(Work instructions):
Write the records out again, precisely as they stand.

(Data in this exercise):
^^^^^^^^

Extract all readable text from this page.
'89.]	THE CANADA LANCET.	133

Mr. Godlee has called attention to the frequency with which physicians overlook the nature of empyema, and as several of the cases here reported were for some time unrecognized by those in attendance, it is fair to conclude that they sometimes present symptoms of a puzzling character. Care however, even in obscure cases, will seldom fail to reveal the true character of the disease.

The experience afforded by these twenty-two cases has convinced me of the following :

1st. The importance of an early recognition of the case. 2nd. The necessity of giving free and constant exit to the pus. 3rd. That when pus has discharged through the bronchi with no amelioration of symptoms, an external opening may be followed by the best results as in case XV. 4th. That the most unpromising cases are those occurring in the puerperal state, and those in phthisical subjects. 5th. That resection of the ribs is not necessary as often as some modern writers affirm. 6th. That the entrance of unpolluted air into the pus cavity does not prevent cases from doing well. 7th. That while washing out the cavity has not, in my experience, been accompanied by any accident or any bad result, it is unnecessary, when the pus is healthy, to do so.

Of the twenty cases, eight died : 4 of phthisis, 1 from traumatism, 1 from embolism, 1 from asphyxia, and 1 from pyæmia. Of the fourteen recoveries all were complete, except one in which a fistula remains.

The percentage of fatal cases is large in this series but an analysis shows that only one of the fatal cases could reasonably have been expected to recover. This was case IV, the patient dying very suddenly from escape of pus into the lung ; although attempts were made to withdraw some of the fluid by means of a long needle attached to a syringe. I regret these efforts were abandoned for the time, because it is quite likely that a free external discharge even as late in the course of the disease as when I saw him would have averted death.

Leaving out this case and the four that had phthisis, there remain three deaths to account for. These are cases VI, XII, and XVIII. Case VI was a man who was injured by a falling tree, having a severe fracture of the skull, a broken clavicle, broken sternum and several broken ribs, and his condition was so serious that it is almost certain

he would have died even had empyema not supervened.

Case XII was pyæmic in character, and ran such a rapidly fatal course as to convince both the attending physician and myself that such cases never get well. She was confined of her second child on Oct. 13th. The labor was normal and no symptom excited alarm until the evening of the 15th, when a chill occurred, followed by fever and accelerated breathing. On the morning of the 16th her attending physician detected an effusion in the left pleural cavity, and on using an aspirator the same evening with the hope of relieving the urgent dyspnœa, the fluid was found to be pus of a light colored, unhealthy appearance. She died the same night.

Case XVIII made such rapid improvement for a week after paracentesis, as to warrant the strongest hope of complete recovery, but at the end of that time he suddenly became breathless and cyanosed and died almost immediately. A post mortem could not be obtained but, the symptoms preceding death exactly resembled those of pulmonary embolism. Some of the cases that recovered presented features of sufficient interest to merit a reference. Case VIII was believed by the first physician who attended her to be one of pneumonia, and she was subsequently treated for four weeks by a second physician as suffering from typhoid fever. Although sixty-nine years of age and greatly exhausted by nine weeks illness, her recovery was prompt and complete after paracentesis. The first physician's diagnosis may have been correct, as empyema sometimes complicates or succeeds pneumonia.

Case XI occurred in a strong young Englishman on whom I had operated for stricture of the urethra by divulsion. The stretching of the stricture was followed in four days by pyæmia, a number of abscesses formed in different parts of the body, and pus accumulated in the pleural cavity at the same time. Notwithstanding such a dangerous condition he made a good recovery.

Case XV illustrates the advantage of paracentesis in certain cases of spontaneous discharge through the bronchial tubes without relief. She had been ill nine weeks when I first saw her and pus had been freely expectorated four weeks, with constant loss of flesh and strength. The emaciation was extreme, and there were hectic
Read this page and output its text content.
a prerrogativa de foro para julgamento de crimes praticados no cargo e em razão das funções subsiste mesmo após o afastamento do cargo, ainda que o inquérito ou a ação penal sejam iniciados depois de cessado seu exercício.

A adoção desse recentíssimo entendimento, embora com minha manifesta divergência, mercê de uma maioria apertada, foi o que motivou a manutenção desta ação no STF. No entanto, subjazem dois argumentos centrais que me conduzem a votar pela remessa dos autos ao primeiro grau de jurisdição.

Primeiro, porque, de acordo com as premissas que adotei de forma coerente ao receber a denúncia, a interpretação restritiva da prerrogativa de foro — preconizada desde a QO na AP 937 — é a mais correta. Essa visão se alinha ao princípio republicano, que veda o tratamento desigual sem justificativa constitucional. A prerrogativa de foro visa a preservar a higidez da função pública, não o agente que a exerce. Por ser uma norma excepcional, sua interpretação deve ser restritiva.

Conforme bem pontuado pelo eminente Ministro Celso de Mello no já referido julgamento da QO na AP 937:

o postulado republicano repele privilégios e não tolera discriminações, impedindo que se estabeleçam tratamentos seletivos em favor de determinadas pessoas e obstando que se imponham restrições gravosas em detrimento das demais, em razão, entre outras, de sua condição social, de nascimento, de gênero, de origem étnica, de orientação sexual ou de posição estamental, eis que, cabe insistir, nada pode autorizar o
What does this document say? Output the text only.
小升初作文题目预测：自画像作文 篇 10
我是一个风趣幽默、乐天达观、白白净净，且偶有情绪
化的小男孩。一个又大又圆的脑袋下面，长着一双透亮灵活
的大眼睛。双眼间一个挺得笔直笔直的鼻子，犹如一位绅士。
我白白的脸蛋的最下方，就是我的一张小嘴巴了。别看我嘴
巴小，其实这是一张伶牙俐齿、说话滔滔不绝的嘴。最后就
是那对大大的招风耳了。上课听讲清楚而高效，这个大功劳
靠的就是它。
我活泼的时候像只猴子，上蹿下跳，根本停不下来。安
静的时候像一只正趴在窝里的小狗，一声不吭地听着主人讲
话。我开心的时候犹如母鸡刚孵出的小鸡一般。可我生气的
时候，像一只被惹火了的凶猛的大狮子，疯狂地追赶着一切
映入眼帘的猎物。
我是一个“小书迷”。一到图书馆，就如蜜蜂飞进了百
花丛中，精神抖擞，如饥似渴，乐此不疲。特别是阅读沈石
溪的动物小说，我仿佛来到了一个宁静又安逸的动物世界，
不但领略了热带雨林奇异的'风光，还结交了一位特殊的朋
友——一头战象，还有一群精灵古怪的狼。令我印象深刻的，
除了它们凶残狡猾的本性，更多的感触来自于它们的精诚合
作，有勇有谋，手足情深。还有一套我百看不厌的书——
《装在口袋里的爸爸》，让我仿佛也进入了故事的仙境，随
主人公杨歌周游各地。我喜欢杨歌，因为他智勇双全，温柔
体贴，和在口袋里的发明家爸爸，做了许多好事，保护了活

^^^^^^^^

(Worked solution):
Extract all readable text from this page.
'89.]	THE CANADA LANCET.	133

Mr. Godlee has called attention to the frequency with which physicians overlook the nature of empyema, and as several of the cases here reported were for some time unrecognized by those in attendance, it is fair to conclude that they sometimes present symptoms of a puzzling character. Care however, even in obscure cases, will seldom fail to reveal the true character of the disease.

The experience afforded by these twenty-two cases has convinced me of the following :

1st. The importance of an early recognition of the case. 2nd. The necessity of giving free and constant exit to the pus. 3rd. That when pus has discharged through the bronchi with no amelioration of symptoms, an external opening may be followed by the best results as in case XV. 4th. That the most unpromising cases are those occurring in the puerperal state, and those in phthisical subjects. 5th. That resection of the ribs is not necessary as often as some modern writers affirm. 6th. That the entrance of unpolluted air into the pus cavity does not prevent cases from doing well. 7th. That while washing out the cavity has not, in my experience, been accompanied by any accident or any bad result, it is unnecessary, when the pus is healthy, to do so.

Of the twenty cases, eight died : 4 of phthisis, 1 from traumatism, 1 from embolism, 1 from asphyxia, and 1 from pyæmia. Of the fourteen recoveries all were complete, except one in which a fistula remains.

The percentage of fatal cases is large in this series but an analysis shows that only one of the fatal cases could reasonably have been expected to recover. This was case IV, the patient dying very suddenly from escape of pus into the lung ; although attempts were made to withdraw some of the fluid by means of a long needle attached to a syringe. I regret these efforts were abandoned for the time, because it is quite likely that a free external discharge even as late in the course of the disease as when I saw him would have averted death.

Leaving out this case and the four that had phthisis, there remain three deaths to account for. These are cases VI, XII, and XVIII. Case VI was a man who was injured by a falling tree, having a severe fracture of the skull, a broken clavicle, broken sternum and several broken ribs, and his condition was so serious that it is almost certain

he would have died even had empyema not supervened.

Case XII was pyæmic in character, and ran such a rapidly fatal course as to convince both the attending physician and myself that such cases never get well. She was confined of her second child on Oct. 13th. The labor was normal and no symptom excited alarm until the evening of the 15th, when a chill occurred, followed by fever and accelerated breathing. On the morning of the 16th her attending physician detected an effusion in the left pleural cavity, and on using an aspirator the same evening with the hope of relieving the urgent dyspnœa, the fluid was found to be pus of a light colored, unhealthy appearance. She died the same night.

Case XVIII made such rapid improvement for a week after paracentesis, as to warrant the strongest hope of complete recovery, but at the end of that time he suddenly became breathless and cyanosed and died almost immediately. A post mortem could not be obtained but, the symptoms preceding death exactly resembled those of pulmonary embolism. Some of the cases that recovered presented features of sufficient interest to merit a reference. Case VIII was believed by the first physician who attended her to be one of pneumonia, and she was subsequently treated for four weeks by a second physician as suffering from typhoid fever. Although sixty-nine years of age and greatly exhausted by nine weeks illness, her recovery was prompt and complete after paracentesis. The first physician's diagnosis may have been correct, as empyema sometimes complicates or succeeds pneumonia.

Case XI occurred in a strong young Englishman on whom I had operated for stricture of the urethra by divulsion. The stretching of the stricture was followed in four days by pyæmia, a number of abscesses formed in different parts of the body, and pus accumulated in the pleural cavity at the same time. Notwithstanding such a dangerous condition he made a good recovery.

Case XV illustrates the advantage of paracentesis in certain cases of spontaneous discharge through the bronchial tubes without relief. She had been ill nine weeks when I first saw her and pus had been freely expectorated four weeks, with constant loss of flesh and strength. The emaciation was extreme, and there were hectic
Read this page and output its text content.
a prerrogativa de foro para julgamento de crimes praticados no cargo e em razão das funções subsiste mesmo após o afastamento do cargo, ainda que o inquérito ou a ação penal sejam iniciados depois de cessado seu exercício.

A adoção desse recentíssimo entendimento, embora com minha manifesta divergência, mercê de uma maioria apertada, foi o que motivou a manutenção desta ação no STF. No entanto, subjazem dois argumentos centrais que me conduzem a votar pela remessa dos autos ao primeiro grau de jurisdição.

Primeiro, porque, de acordo com as premissas que adotei de forma coerente ao receber a denúncia, a interpretação restritiva da prerrogativa de foro — preconizada desde a QO na AP 937 — é a mais correta. Essa visão se alinha ao princípio republicano, que veda o tratamento desigual sem justificativa constitucional. A prerrogativa de foro visa a preservar a higidez da função pública, não o agente que a exerce. Por ser uma norma excepcional, sua interpretação deve ser restritiva.

Conforme bem pontuado pelo eminente Ministro Celso de Mello no já referido julgamento da QO na AP 937:

o postulado republicano repele privilégios e não tolera discriminações, impedindo que se estabeleçam tratamentos seletivos em favor de determinadas pessoas e obstando que se imponham restrições gravosas em detrimento das demais, em razão, entre outras, de sua condição social, de nascimento, de gênero, de origem étnica, de orientação sexual ou de posição estamental, eis que, cabe insistir, nada pode autorizar o
What does this document say? Output the text only.
小升初作文题目预测：自画像作文 篇 10
我是一个风趣幽默、乐天达观、白白净净，且偶有情绪
化的小男孩。一个又大又圆的脑袋下面，长着一双透亮灵活
的大眼睛。双眼间一个挺得笔直笔直的鼻子，犹如一位绅士。
我白白的脸蛋的最下方，就是我的一张小嘴巴了。别看我嘴
巴小，其实这是一张伶牙俐齿、说话滔滔不绝的嘴。最后就
是那对大大的招风耳了。上课听讲清楚而高效，这个大功劳
靠的就是它。
我活泼的时候像只猴子，上蹿下跳，根本停不下来。安
静的时候像一只正趴在窝里的小狗，一声不吭地听着主人讲
话。我开心的时候犹如母鸡刚孵出的小鸡一般。可我生气的
时候，像一只被惹火了的凶猛的大狮子，疯狂地追赶着一切
映入眼帘的猎物。
我是一个“小书迷”。一到图书馆，就如蜜蜂飞进了百
花丛中，精神抖擞，如饥似渴，乐此不疲。特别是阅读沈石
溪的动物小说，我仿佛来到了一个宁静又安逸的动物世界，
不但领略了热带雨林奇异的'风光，还结交了一位特殊的朋
友——一头战象，还有一群精灵古怪的狼。令我印象深刻的，
除了它们凶残狡猾的本性，更多的感触来自于它们的精诚合
作，有勇有谋，手足情深。还有一套我百看不厌的书——
《装在口袋里的爸爸》，让我仿佛也进入了故事的仙境，随
主人公杨歌周游各地。我喜欢杨歌，因为他智勇双全，温柔
体贴，和在口袋里的发明家爸爸，做了许多好事，保护了活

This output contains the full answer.